::: Material
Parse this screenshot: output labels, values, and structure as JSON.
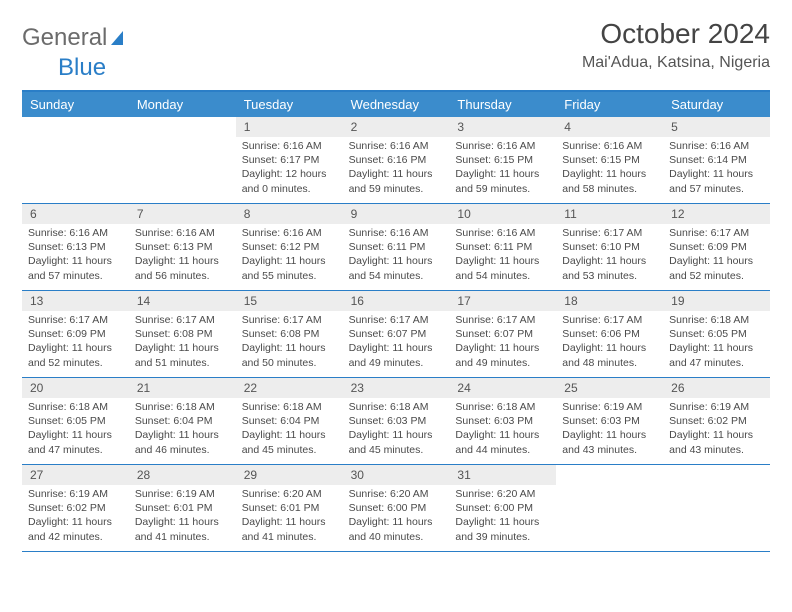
{
  "logo": {
    "word1": "General",
    "word2": "Blue"
  },
  "title": "October 2024",
  "location": "Mai'Adua, Katsina, Nigeria",
  "colors": {
    "header_bg": "#3b8ccc",
    "border": "#2a7ec7",
    "daynum_bg": "#ededed",
    "text": "#4a4a4a"
  },
  "day_names": [
    "Sunday",
    "Monday",
    "Tuesday",
    "Wednesday",
    "Thursday",
    "Friday",
    "Saturday"
  ],
  "weeks": [
    [
      null,
      null,
      {
        "n": "1",
        "sr": "Sunrise: 6:16 AM",
        "ss": "Sunset: 6:17 PM",
        "d1": "Daylight: 12 hours",
        "d2": "and 0 minutes."
      },
      {
        "n": "2",
        "sr": "Sunrise: 6:16 AM",
        "ss": "Sunset: 6:16 PM",
        "d1": "Daylight: 11 hours",
        "d2": "and 59 minutes."
      },
      {
        "n": "3",
        "sr": "Sunrise: 6:16 AM",
        "ss": "Sunset: 6:15 PM",
        "d1": "Daylight: 11 hours",
        "d2": "and 59 minutes."
      },
      {
        "n": "4",
        "sr": "Sunrise: 6:16 AM",
        "ss": "Sunset: 6:15 PM",
        "d1": "Daylight: 11 hours",
        "d2": "and 58 minutes."
      },
      {
        "n": "5",
        "sr": "Sunrise: 6:16 AM",
        "ss": "Sunset: 6:14 PM",
        "d1": "Daylight: 11 hours",
        "d2": "and 57 minutes."
      }
    ],
    [
      {
        "n": "6",
        "sr": "Sunrise: 6:16 AM",
        "ss": "Sunset: 6:13 PM",
        "d1": "Daylight: 11 hours",
        "d2": "and 57 minutes."
      },
      {
        "n": "7",
        "sr": "Sunrise: 6:16 AM",
        "ss": "Sunset: 6:13 PM",
        "d1": "Daylight: 11 hours",
        "d2": "and 56 minutes."
      },
      {
        "n": "8",
        "sr": "Sunrise: 6:16 AM",
        "ss": "Sunset: 6:12 PM",
        "d1": "Daylight: 11 hours",
        "d2": "and 55 minutes."
      },
      {
        "n": "9",
        "sr": "Sunrise: 6:16 AM",
        "ss": "Sunset: 6:11 PM",
        "d1": "Daylight: 11 hours",
        "d2": "and 54 minutes."
      },
      {
        "n": "10",
        "sr": "Sunrise: 6:16 AM",
        "ss": "Sunset: 6:11 PM",
        "d1": "Daylight: 11 hours",
        "d2": "and 54 minutes."
      },
      {
        "n": "11",
        "sr": "Sunrise: 6:17 AM",
        "ss": "Sunset: 6:10 PM",
        "d1": "Daylight: 11 hours",
        "d2": "and 53 minutes."
      },
      {
        "n": "12",
        "sr": "Sunrise: 6:17 AM",
        "ss": "Sunset: 6:09 PM",
        "d1": "Daylight: 11 hours",
        "d2": "and 52 minutes."
      }
    ],
    [
      {
        "n": "13",
        "sr": "Sunrise: 6:17 AM",
        "ss": "Sunset: 6:09 PM",
        "d1": "Daylight: 11 hours",
        "d2": "and 52 minutes."
      },
      {
        "n": "14",
        "sr": "Sunrise: 6:17 AM",
        "ss": "Sunset: 6:08 PM",
        "d1": "Daylight: 11 hours",
        "d2": "and 51 minutes."
      },
      {
        "n": "15",
        "sr": "Sunrise: 6:17 AM",
        "ss": "Sunset: 6:08 PM",
        "d1": "Daylight: 11 hours",
        "d2": "and 50 minutes."
      },
      {
        "n": "16",
        "sr": "Sunrise: 6:17 AM",
        "ss": "Sunset: 6:07 PM",
        "d1": "Daylight: 11 hours",
        "d2": "and 49 minutes."
      },
      {
        "n": "17",
        "sr": "Sunrise: 6:17 AM",
        "ss": "Sunset: 6:07 PM",
        "d1": "Daylight: 11 hours",
        "d2": "and 49 minutes."
      },
      {
        "n": "18",
        "sr": "Sunrise: 6:17 AM",
        "ss": "Sunset: 6:06 PM",
        "d1": "Daylight: 11 hours",
        "d2": "and 48 minutes."
      },
      {
        "n": "19",
        "sr": "Sunrise: 6:18 AM",
        "ss": "Sunset: 6:05 PM",
        "d1": "Daylight: 11 hours",
        "d2": "and 47 minutes."
      }
    ],
    [
      {
        "n": "20",
        "sr": "Sunrise: 6:18 AM",
        "ss": "Sunset: 6:05 PM",
        "d1": "Daylight: 11 hours",
        "d2": "and 47 minutes."
      },
      {
        "n": "21",
        "sr": "Sunrise: 6:18 AM",
        "ss": "Sunset: 6:04 PM",
        "d1": "Daylight: 11 hours",
        "d2": "and 46 minutes."
      },
      {
        "n": "22",
        "sr": "Sunrise: 6:18 AM",
        "ss": "Sunset: 6:04 PM",
        "d1": "Daylight: 11 hours",
        "d2": "and 45 minutes."
      },
      {
        "n": "23",
        "sr": "Sunrise: 6:18 AM",
        "ss": "Sunset: 6:03 PM",
        "d1": "Daylight: 11 hours",
        "d2": "and 45 minutes."
      },
      {
        "n": "24",
        "sr": "Sunrise: 6:18 AM",
        "ss": "Sunset: 6:03 PM",
        "d1": "Daylight: 11 hours",
        "d2": "and 44 minutes."
      },
      {
        "n": "25",
        "sr": "Sunrise: 6:19 AM",
        "ss": "Sunset: 6:03 PM",
        "d1": "Daylight: 11 hours",
        "d2": "and 43 minutes."
      },
      {
        "n": "26",
        "sr": "Sunrise: 6:19 AM",
        "ss": "Sunset: 6:02 PM",
        "d1": "Daylight: 11 hours",
        "d2": "and 43 minutes."
      }
    ],
    [
      {
        "n": "27",
        "sr": "Sunrise: 6:19 AM",
        "ss": "Sunset: 6:02 PM",
        "d1": "Daylight: 11 hours",
        "d2": "and 42 minutes."
      },
      {
        "n": "28",
        "sr": "Sunrise: 6:19 AM",
        "ss": "Sunset: 6:01 PM",
        "d1": "Daylight: 11 hours",
        "d2": "and 41 minutes."
      },
      {
        "n": "29",
        "sr": "Sunrise: 6:20 AM",
        "ss": "Sunset: 6:01 PM",
        "d1": "Daylight: 11 hours",
        "d2": "and 41 minutes."
      },
      {
        "n": "30",
        "sr": "Sunrise: 6:20 AM",
        "ss": "Sunset: 6:00 PM",
        "d1": "Daylight: 11 hours",
        "d2": "and 40 minutes."
      },
      {
        "n": "31",
        "sr": "Sunrise: 6:20 AM",
        "ss": "Sunset: 6:00 PM",
        "d1": "Daylight: 11 hours",
        "d2": "and 39 minutes."
      },
      null,
      null
    ]
  ]
}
::::::
> **To be done**: Repeat all of the data above word for word, minus the pictures.

> **Full solution**:
Parse this screenshot: output labels, values, and structure as JSON.
{
  "logo": {
    "word1": "General",
    "word2": "Blue"
  },
  "title": "October 2024",
  "location": "Mai'Adua, Katsina, Nigeria",
  "colors": {
    "header_bg": "#3b8ccc",
    "border": "#2a7ec7",
    "daynum_bg": "#ededed",
    "text": "#4a4a4a"
  },
  "day_names": [
    "Sunday",
    "Monday",
    "Tuesday",
    "Wednesday",
    "Thursday",
    "Friday",
    "Saturday"
  ],
  "weeks": [
    [
      null,
      null,
      {
        "n": "1",
        "sr": "Sunrise: 6:16 AM",
        "ss": "Sunset: 6:17 PM",
        "d1": "Daylight: 12 hours",
        "d2": "and 0 minutes."
      },
      {
        "n": "2",
        "sr": "Sunrise: 6:16 AM",
        "ss": "Sunset: 6:16 PM",
        "d1": "Daylight: 11 hours",
        "d2": "and 59 minutes."
      },
      {
        "n": "3",
        "sr": "Sunrise: 6:16 AM",
        "ss": "Sunset: 6:15 PM",
        "d1": "Daylight: 11 hours",
        "d2": "and 59 minutes."
      },
      {
        "n": "4",
        "sr": "Sunrise: 6:16 AM",
        "ss": "Sunset: 6:15 PM",
        "d1": "Daylight: 11 hours",
        "d2": "and 58 minutes."
      },
      {
        "n": "5",
        "sr": "Sunrise: 6:16 AM",
        "ss": "Sunset: 6:14 PM",
        "d1": "Daylight: 11 hours",
        "d2": "and 57 minutes."
      }
    ],
    [
      {
        "n": "6",
        "sr": "Sunrise: 6:16 AM",
        "ss": "Sunset: 6:13 PM",
        "d1": "Daylight: 11 hours",
        "d2": "and 57 minutes."
      },
      {
        "n": "7",
        "sr": "Sunrise: 6:16 AM",
        "ss": "Sunset: 6:13 PM",
        "d1": "Daylight: 11 hours",
        "d2": "and 56 minutes."
      },
      {
        "n": "8",
        "sr": "Sunrise: 6:16 AM",
        "ss": "Sunset: 6:12 PM",
        "d1": "Daylight: 11 hours",
        "d2": "and 55 minutes."
      },
      {
        "n": "9",
        "sr": "Sunrise: 6:16 AM",
        "ss": "Sunset: 6:11 PM",
        "d1": "Daylight: 11 hours",
        "d2": "and 54 minutes."
      },
      {
        "n": "10",
        "sr": "Sunrise: 6:16 AM",
        "ss": "Sunset: 6:11 PM",
        "d1": "Daylight: 11 hours",
        "d2": "and 54 minutes."
      },
      {
        "n": "11",
        "sr": "Sunrise: 6:17 AM",
        "ss": "Sunset: 6:10 PM",
        "d1": "Daylight: 11 hours",
        "d2": "and 53 minutes."
      },
      {
        "n": "12",
        "sr": "Sunrise: 6:17 AM",
        "ss": "Sunset: 6:09 PM",
        "d1": "Daylight: 11 hours",
        "d2": "and 52 minutes."
      }
    ],
    [
      {
        "n": "13",
        "sr": "Sunrise: 6:17 AM",
        "ss": "Sunset: 6:09 PM",
        "d1": "Daylight: 11 hours",
        "d2": "and 52 minutes."
      },
      {
        "n": "14",
        "sr": "Sunrise: 6:17 AM",
        "ss": "Sunset: 6:08 PM",
        "d1": "Daylight: 11 hours",
        "d2": "and 51 minutes."
      },
      {
        "n": "15",
        "sr": "Sunrise: 6:17 AM",
        "ss": "Sunset: 6:08 PM",
        "d1": "Daylight: 11 hours",
        "d2": "and 50 minutes."
      },
      {
        "n": "16",
        "sr": "Sunrise: 6:17 AM",
        "ss": "Sunset: 6:07 PM",
        "d1": "Daylight: 11 hours",
        "d2": "and 49 minutes."
      },
      {
        "n": "17",
        "sr": "Sunrise: 6:17 AM",
        "ss": "Sunset: 6:07 PM",
        "d1": "Daylight: 11 hours",
        "d2": "and 49 minutes."
      },
      {
        "n": "18",
        "sr": "Sunrise: 6:17 AM",
        "ss": "Sunset: 6:06 PM",
        "d1": "Daylight: 11 hours",
        "d2": "and 48 minutes."
      },
      {
        "n": "19",
        "sr": "Sunrise: 6:18 AM",
        "ss": "Sunset: 6:05 PM",
        "d1": "Daylight: 11 hours",
        "d2": "and 47 minutes."
      }
    ],
    [
      {
        "n": "20",
        "sr": "Sunrise: 6:18 AM",
        "ss": "Sunset: 6:05 PM",
        "d1": "Daylight: 11 hours",
        "d2": "and 47 minutes."
      },
      {
        "n": "21",
        "sr": "Sunrise: 6:18 AM",
        "ss": "Sunset: 6:04 PM",
        "d1": "Daylight: 11 hours",
        "d2": "and 46 minutes."
      },
      {
        "n": "22",
        "sr": "Sunrise: 6:18 AM",
        "ss": "Sunset: 6:04 PM",
        "d1": "Daylight: 11 hours",
        "d2": "and 45 minutes."
      },
      {
        "n": "23",
        "sr": "Sunrise: 6:18 AM",
        "ss": "Sunset: 6:03 PM",
        "d1": "Daylight: 11 hours",
        "d2": "and 45 minutes."
      },
      {
        "n": "24",
        "sr": "Sunrise: 6:18 AM",
        "ss": "Sunset: 6:03 PM",
        "d1": "Daylight: 11 hours",
        "d2": "and 44 minutes."
      },
      {
        "n": "25",
        "sr": "Sunrise: 6:19 AM",
        "ss": "Sunset: 6:03 PM",
        "d1": "Daylight: 11 hours",
        "d2": "and 43 minutes."
      },
      {
        "n": "26",
        "sr": "Sunrise: 6:19 AM",
        "ss": "Sunset: 6:02 PM",
        "d1": "Daylight: 11 hours",
        "d2": "and 43 minutes."
      }
    ],
    [
      {
        "n": "27",
        "sr": "Sunrise: 6:19 AM",
        "ss": "Sunset: 6:02 PM",
        "d1": "Daylight: 11 hours",
        "d2": "and 42 minutes."
      },
      {
        "n": "28",
        "sr": "Sunrise: 6:19 AM",
        "ss": "Sunset: 6:01 PM",
        "d1": "Daylight: 11 hours",
        "d2": "and 41 minutes."
      },
      {
        "n": "29",
        "sr": "Sunrise: 6:20 AM",
        "ss": "Sunset: 6:01 PM",
        "d1": "Daylight: 11 hours",
        "d2": "and 41 minutes."
      },
      {
        "n": "30",
        "sr": "Sunrise: 6:20 AM",
        "ss": "Sunset: 6:00 PM",
        "d1": "Daylight: 11 hours",
        "d2": "and 40 minutes."
      },
      {
        "n": "31",
        "sr": "Sunrise: 6:20 AM",
        "ss": "Sunset: 6:00 PM",
        "d1": "Daylight: 11 hours",
        "d2": "and 39 minutes."
      },
      null,
      null
    ]
  ]
}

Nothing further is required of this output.